[start]

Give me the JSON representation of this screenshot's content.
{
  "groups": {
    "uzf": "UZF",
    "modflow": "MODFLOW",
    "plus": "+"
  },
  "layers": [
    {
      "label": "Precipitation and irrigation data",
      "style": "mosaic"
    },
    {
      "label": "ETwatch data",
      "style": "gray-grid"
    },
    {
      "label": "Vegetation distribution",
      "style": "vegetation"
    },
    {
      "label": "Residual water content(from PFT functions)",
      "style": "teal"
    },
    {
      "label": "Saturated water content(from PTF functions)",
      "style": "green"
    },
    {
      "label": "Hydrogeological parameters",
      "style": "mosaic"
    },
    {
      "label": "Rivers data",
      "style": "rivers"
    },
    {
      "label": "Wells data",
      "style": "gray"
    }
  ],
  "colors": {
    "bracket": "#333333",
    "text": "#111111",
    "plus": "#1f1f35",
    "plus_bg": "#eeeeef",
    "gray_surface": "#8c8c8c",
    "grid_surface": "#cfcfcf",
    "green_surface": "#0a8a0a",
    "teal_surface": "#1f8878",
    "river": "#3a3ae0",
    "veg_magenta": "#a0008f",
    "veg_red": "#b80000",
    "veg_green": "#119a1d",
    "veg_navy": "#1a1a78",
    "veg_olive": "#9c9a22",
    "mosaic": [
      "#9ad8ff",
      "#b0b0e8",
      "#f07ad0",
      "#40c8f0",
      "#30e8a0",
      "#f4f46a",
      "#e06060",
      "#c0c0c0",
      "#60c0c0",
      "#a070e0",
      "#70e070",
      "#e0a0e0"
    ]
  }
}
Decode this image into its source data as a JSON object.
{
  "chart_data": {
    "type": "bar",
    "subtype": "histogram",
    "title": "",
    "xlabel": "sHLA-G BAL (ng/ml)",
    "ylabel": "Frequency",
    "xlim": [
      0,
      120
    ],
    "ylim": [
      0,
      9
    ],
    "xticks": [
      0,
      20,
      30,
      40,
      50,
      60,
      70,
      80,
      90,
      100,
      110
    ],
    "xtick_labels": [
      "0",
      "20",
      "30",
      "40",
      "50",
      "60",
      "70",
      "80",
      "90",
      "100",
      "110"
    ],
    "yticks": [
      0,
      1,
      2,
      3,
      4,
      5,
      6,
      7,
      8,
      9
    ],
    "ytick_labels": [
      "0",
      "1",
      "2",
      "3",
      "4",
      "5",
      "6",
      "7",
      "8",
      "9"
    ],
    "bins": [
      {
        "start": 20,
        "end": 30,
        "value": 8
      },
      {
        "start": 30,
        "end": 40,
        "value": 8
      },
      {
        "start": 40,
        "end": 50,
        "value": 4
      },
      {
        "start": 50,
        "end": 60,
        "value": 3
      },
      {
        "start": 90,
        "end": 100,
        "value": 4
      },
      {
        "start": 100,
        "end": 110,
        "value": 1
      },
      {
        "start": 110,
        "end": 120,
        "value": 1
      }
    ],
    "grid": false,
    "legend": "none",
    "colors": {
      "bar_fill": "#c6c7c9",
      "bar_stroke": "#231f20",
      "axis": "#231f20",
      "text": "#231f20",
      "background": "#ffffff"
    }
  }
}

[end]

Problem requirements: Make an exact copy of every entry.

Solution for this exercise:
Give me the JSON representation of this screenshot's content.
{
  "groups": {
    "uzf": "UZF",
    "modflow": "MODFLOW",
    "plus": "+"
  },
  "layers": [
    {
      "label": "Precipitation and irrigation data",
      "style": "mosaic"
    },
    {
      "label": "ETwatch data",
      "style": "gray-grid"
    },
    {
      "label": "Vegetation distribution",
      "style": "vegetation"
    },
    {
      "label": "Residual water content(from PFT functions)",
      "style": "teal"
    },
    {
      "label": "Saturated water content(from PTF functions)",
      "style": "green"
    },
    {
      "label": "Hydrogeological parameters",
      "style": "mosaic"
    },
    {
      "label": "Rivers data",
      "style": "rivers"
    },
    {
      "label": "Wells data",
      "style": "gray"
    }
  ],
  "colors": {
    "bracket": "#333333",
    "text": "#111111",
    "plus": "#1f1f35",
    "plus_bg": "#eeeeef",
    "gray_surface": "#8c8c8c",
    "grid_surface": "#cfcfcf",
    "green_surface": "#0a8a0a",
    "teal_surface": "#1f8878",
    "river": "#3a3ae0",
    "veg_magenta": "#a0008f",
    "veg_red": "#b80000",
    "veg_green": "#119a1d",
    "veg_navy": "#1a1a78",
    "veg_olive": "#9c9a22",
    "mosaic": [
      "#9ad8ff",
      "#b0b0e8",
      "#f07ad0",
      "#40c8f0",
      "#30e8a0",
      "#f4f46a",
      "#e06060",
      "#c0c0c0",
      "#60c0c0",
      "#a070e0",
      "#70e070",
      "#e0a0e0"
    ]
  }
}
Decode this image into its source data as a JSON object.
{
  "chart_data": {
    "type": "bar",
    "subtype": "histogram",
    "title": "",
    "xlabel": "sHLA-G BAL (ng/ml)",
    "ylabel": "Frequency",
    "xlim": [
      0,
      120
    ],
    "ylim": [
      0,
      9
    ],
    "xticks": [
      0,
      20,
      30,
      40,
      50,
      60,
      70,
      80,
      90,
      100,
      110
    ],
    "xtick_labels": [
      "0",
      "20",
      "30",
      "40",
      "50",
      "60",
      "70",
      "80",
      "90",
      "100",
      "110"
    ],
    "yticks": [
      0,
      1,
      2,
      3,
      4,
      5,
      6,
      7,
      8,
      9
    ],
    "ytick_labels": [
      "0",
      "1",
      "2",
      "3",
      "4",
      "5",
      "6",
      "7",
      "8",
      "9"
    ],
    "bins": [
      {
        "start": 20,
        "end": 30,
        "value": 8
      },
      {
        "start": 30,
        "end": 40,
        "value": 8
      },
      {
        "start": 40,
        "end": 50,
        "value": 4
      },
      {
        "start": 50,
        "end": 60,
        "value": 3
      },
      {
        "start": 90,
        "end": 100,
        "value": 4
      },
      {
        "start": 100,
        "end": 110,
        "value": 1
      },
      {
        "start": 110,
        "end": 120,
        "value": 1
      }
    ],
    "grid": false,
    "legend": "none",
    "colors": {
      "bar_fill": "#c6c7c9",
      "bar_stroke": "#231f20",
      "axis": "#231f20",
      "text": "#231f20",
      "background": "#ffffff"
    }
  }
}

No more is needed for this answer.